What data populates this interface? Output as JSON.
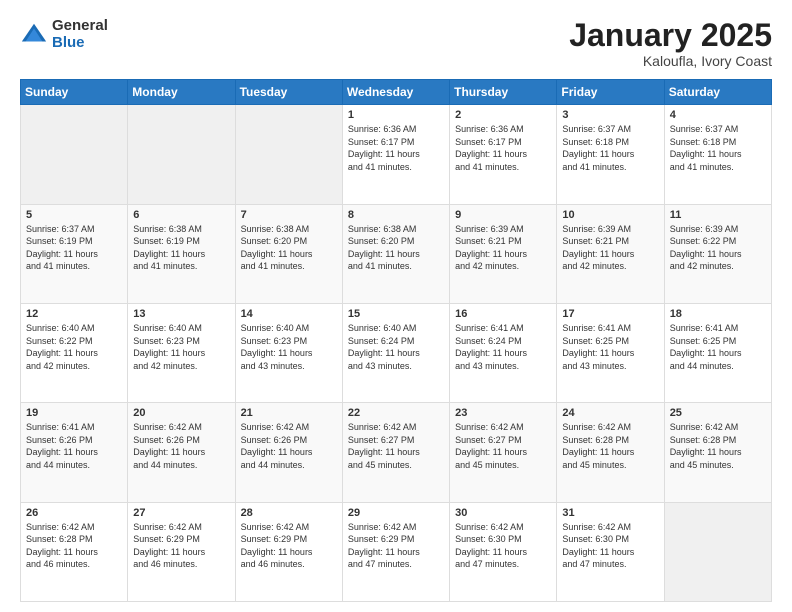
{
  "logo": {
    "general": "General",
    "blue": "Blue"
  },
  "title": {
    "month": "January 2025",
    "location": "Kaloufla, Ivory Coast"
  },
  "weekdays": [
    "Sunday",
    "Monday",
    "Tuesday",
    "Wednesday",
    "Thursday",
    "Friday",
    "Saturday"
  ],
  "weeks": [
    [
      {
        "day": "",
        "info": ""
      },
      {
        "day": "",
        "info": ""
      },
      {
        "day": "",
        "info": ""
      },
      {
        "day": "1",
        "info": "Sunrise: 6:36 AM\nSunset: 6:17 PM\nDaylight: 11 hours\nand 41 minutes."
      },
      {
        "day": "2",
        "info": "Sunrise: 6:36 AM\nSunset: 6:17 PM\nDaylight: 11 hours\nand 41 minutes."
      },
      {
        "day": "3",
        "info": "Sunrise: 6:37 AM\nSunset: 6:18 PM\nDaylight: 11 hours\nand 41 minutes."
      },
      {
        "day": "4",
        "info": "Sunrise: 6:37 AM\nSunset: 6:18 PM\nDaylight: 11 hours\nand 41 minutes."
      }
    ],
    [
      {
        "day": "5",
        "info": "Sunrise: 6:37 AM\nSunset: 6:19 PM\nDaylight: 11 hours\nand 41 minutes."
      },
      {
        "day": "6",
        "info": "Sunrise: 6:38 AM\nSunset: 6:19 PM\nDaylight: 11 hours\nand 41 minutes."
      },
      {
        "day": "7",
        "info": "Sunrise: 6:38 AM\nSunset: 6:20 PM\nDaylight: 11 hours\nand 41 minutes."
      },
      {
        "day": "8",
        "info": "Sunrise: 6:38 AM\nSunset: 6:20 PM\nDaylight: 11 hours\nand 41 minutes."
      },
      {
        "day": "9",
        "info": "Sunrise: 6:39 AM\nSunset: 6:21 PM\nDaylight: 11 hours\nand 42 minutes."
      },
      {
        "day": "10",
        "info": "Sunrise: 6:39 AM\nSunset: 6:21 PM\nDaylight: 11 hours\nand 42 minutes."
      },
      {
        "day": "11",
        "info": "Sunrise: 6:39 AM\nSunset: 6:22 PM\nDaylight: 11 hours\nand 42 minutes."
      }
    ],
    [
      {
        "day": "12",
        "info": "Sunrise: 6:40 AM\nSunset: 6:22 PM\nDaylight: 11 hours\nand 42 minutes."
      },
      {
        "day": "13",
        "info": "Sunrise: 6:40 AM\nSunset: 6:23 PM\nDaylight: 11 hours\nand 42 minutes."
      },
      {
        "day": "14",
        "info": "Sunrise: 6:40 AM\nSunset: 6:23 PM\nDaylight: 11 hours\nand 43 minutes."
      },
      {
        "day": "15",
        "info": "Sunrise: 6:40 AM\nSunset: 6:24 PM\nDaylight: 11 hours\nand 43 minutes."
      },
      {
        "day": "16",
        "info": "Sunrise: 6:41 AM\nSunset: 6:24 PM\nDaylight: 11 hours\nand 43 minutes."
      },
      {
        "day": "17",
        "info": "Sunrise: 6:41 AM\nSunset: 6:25 PM\nDaylight: 11 hours\nand 43 minutes."
      },
      {
        "day": "18",
        "info": "Sunrise: 6:41 AM\nSunset: 6:25 PM\nDaylight: 11 hours\nand 44 minutes."
      }
    ],
    [
      {
        "day": "19",
        "info": "Sunrise: 6:41 AM\nSunset: 6:26 PM\nDaylight: 11 hours\nand 44 minutes."
      },
      {
        "day": "20",
        "info": "Sunrise: 6:42 AM\nSunset: 6:26 PM\nDaylight: 11 hours\nand 44 minutes."
      },
      {
        "day": "21",
        "info": "Sunrise: 6:42 AM\nSunset: 6:26 PM\nDaylight: 11 hours\nand 44 minutes."
      },
      {
        "day": "22",
        "info": "Sunrise: 6:42 AM\nSunset: 6:27 PM\nDaylight: 11 hours\nand 45 minutes."
      },
      {
        "day": "23",
        "info": "Sunrise: 6:42 AM\nSunset: 6:27 PM\nDaylight: 11 hours\nand 45 minutes."
      },
      {
        "day": "24",
        "info": "Sunrise: 6:42 AM\nSunset: 6:28 PM\nDaylight: 11 hours\nand 45 minutes."
      },
      {
        "day": "25",
        "info": "Sunrise: 6:42 AM\nSunset: 6:28 PM\nDaylight: 11 hours\nand 45 minutes."
      }
    ],
    [
      {
        "day": "26",
        "info": "Sunrise: 6:42 AM\nSunset: 6:28 PM\nDaylight: 11 hours\nand 46 minutes."
      },
      {
        "day": "27",
        "info": "Sunrise: 6:42 AM\nSunset: 6:29 PM\nDaylight: 11 hours\nand 46 minutes."
      },
      {
        "day": "28",
        "info": "Sunrise: 6:42 AM\nSunset: 6:29 PM\nDaylight: 11 hours\nand 46 minutes."
      },
      {
        "day": "29",
        "info": "Sunrise: 6:42 AM\nSunset: 6:29 PM\nDaylight: 11 hours\nand 47 minutes."
      },
      {
        "day": "30",
        "info": "Sunrise: 6:42 AM\nSunset: 6:30 PM\nDaylight: 11 hours\nand 47 minutes."
      },
      {
        "day": "31",
        "info": "Sunrise: 6:42 AM\nSunset: 6:30 PM\nDaylight: 11 hours\nand 47 minutes."
      },
      {
        "day": "",
        "info": ""
      }
    ]
  ]
}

_____

WHAT YOU NEED TO DO |
Leave out the pictures and print each record exactly as it stands.

RESULT FOR THIS TASK |
What data populates this interface? Output as JSON.
{
  "logo": {
    "general": "General",
    "blue": "Blue"
  },
  "title": {
    "month": "January 2025",
    "location": "Kaloufla, Ivory Coast"
  },
  "weekdays": [
    "Sunday",
    "Monday",
    "Tuesday",
    "Wednesday",
    "Thursday",
    "Friday",
    "Saturday"
  ],
  "weeks": [
    [
      {
        "day": "",
        "info": ""
      },
      {
        "day": "",
        "info": ""
      },
      {
        "day": "",
        "info": ""
      },
      {
        "day": "1",
        "info": "Sunrise: 6:36 AM\nSunset: 6:17 PM\nDaylight: 11 hours\nand 41 minutes."
      },
      {
        "day": "2",
        "info": "Sunrise: 6:36 AM\nSunset: 6:17 PM\nDaylight: 11 hours\nand 41 minutes."
      },
      {
        "day": "3",
        "info": "Sunrise: 6:37 AM\nSunset: 6:18 PM\nDaylight: 11 hours\nand 41 minutes."
      },
      {
        "day": "4",
        "info": "Sunrise: 6:37 AM\nSunset: 6:18 PM\nDaylight: 11 hours\nand 41 minutes."
      }
    ],
    [
      {
        "day": "5",
        "info": "Sunrise: 6:37 AM\nSunset: 6:19 PM\nDaylight: 11 hours\nand 41 minutes."
      },
      {
        "day": "6",
        "info": "Sunrise: 6:38 AM\nSunset: 6:19 PM\nDaylight: 11 hours\nand 41 minutes."
      },
      {
        "day": "7",
        "info": "Sunrise: 6:38 AM\nSunset: 6:20 PM\nDaylight: 11 hours\nand 41 minutes."
      },
      {
        "day": "8",
        "info": "Sunrise: 6:38 AM\nSunset: 6:20 PM\nDaylight: 11 hours\nand 41 minutes."
      },
      {
        "day": "9",
        "info": "Sunrise: 6:39 AM\nSunset: 6:21 PM\nDaylight: 11 hours\nand 42 minutes."
      },
      {
        "day": "10",
        "info": "Sunrise: 6:39 AM\nSunset: 6:21 PM\nDaylight: 11 hours\nand 42 minutes."
      },
      {
        "day": "11",
        "info": "Sunrise: 6:39 AM\nSunset: 6:22 PM\nDaylight: 11 hours\nand 42 minutes."
      }
    ],
    [
      {
        "day": "12",
        "info": "Sunrise: 6:40 AM\nSunset: 6:22 PM\nDaylight: 11 hours\nand 42 minutes."
      },
      {
        "day": "13",
        "info": "Sunrise: 6:40 AM\nSunset: 6:23 PM\nDaylight: 11 hours\nand 42 minutes."
      },
      {
        "day": "14",
        "info": "Sunrise: 6:40 AM\nSunset: 6:23 PM\nDaylight: 11 hours\nand 43 minutes."
      },
      {
        "day": "15",
        "info": "Sunrise: 6:40 AM\nSunset: 6:24 PM\nDaylight: 11 hours\nand 43 minutes."
      },
      {
        "day": "16",
        "info": "Sunrise: 6:41 AM\nSunset: 6:24 PM\nDaylight: 11 hours\nand 43 minutes."
      },
      {
        "day": "17",
        "info": "Sunrise: 6:41 AM\nSunset: 6:25 PM\nDaylight: 11 hours\nand 43 minutes."
      },
      {
        "day": "18",
        "info": "Sunrise: 6:41 AM\nSunset: 6:25 PM\nDaylight: 11 hours\nand 44 minutes."
      }
    ],
    [
      {
        "day": "19",
        "info": "Sunrise: 6:41 AM\nSunset: 6:26 PM\nDaylight: 11 hours\nand 44 minutes."
      },
      {
        "day": "20",
        "info": "Sunrise: 6:42 AM\nSunset: 6:26 PM\nDaylight: 11 hours\nand 44 minutes."
      },
      {
        "day": "21",
        "info": "Sunrise: 6:42 AM\nSunset: 6:26 PM\nDaylight: 11 hours\nand 44 minutes."
      },
      {
        "day": "22",
        "info": "Sunrise: 6:42 AM\nSunset: 6:27 PM\nDaylight: 11 hours\nand 45 minutes."
      },
      {
        "day": "23",
        "info": "Sunrise: 6:42 AM\nSunset: 6:27 PM\nDaylight: 11 hours\nand 45 minutes."
      },
      {
        "day": "24",
        "info": "Sunrise: 6:42 AM\nSunset: 6:28 PM\nDaylight: 11 hours\nand 45 minutes."
      },
      {
        "day": "25",
        "info": "Sunrise: 6:42 AM\nSunset: 6:28 PM\nDaylight: 11 hours\nand 45 minutes."
      }
    ],
    [
      {
        "day": "26",
        "info": "Sunrise: 6:42 AM\nSunset: 6:28 PM\nDaylight: 11 hours\nand 46 minutes."
      },
      {
        "day": "27",
        "info": "Sunrise: 6:42 AM\nSunset: 6:29 PM\nDaylight: 11 hours\nand 46 minutes."
      },
      {
        "day": "28",
        "info": "Sunrise: 6:42 AM\nSunset: 6:29 PM\nDaylight: 11 hours\nand 46 minutes."
      },
      {
        "day": "29",
        "info": "Sunrise: 6:42 AM\nSunset: 6:29 PM\nDaylight: 11 hours\nand 47 minutes."
      },
      {
        "day": "30",
        "info": "Sunrise: 6:42 AM\nSunset: 6:30 PM\nDaylight: 11 hours\nand 47 minutes."
      },
      {
        "day": "31",
        "info": "Sunrise: 6:42 AM\nSunset: 6:30 PM\nDaylight: 11 hours\nand 47 minutes."
      },
      {
        "day": "",
        "info": ""
      }
    ]
  ]
}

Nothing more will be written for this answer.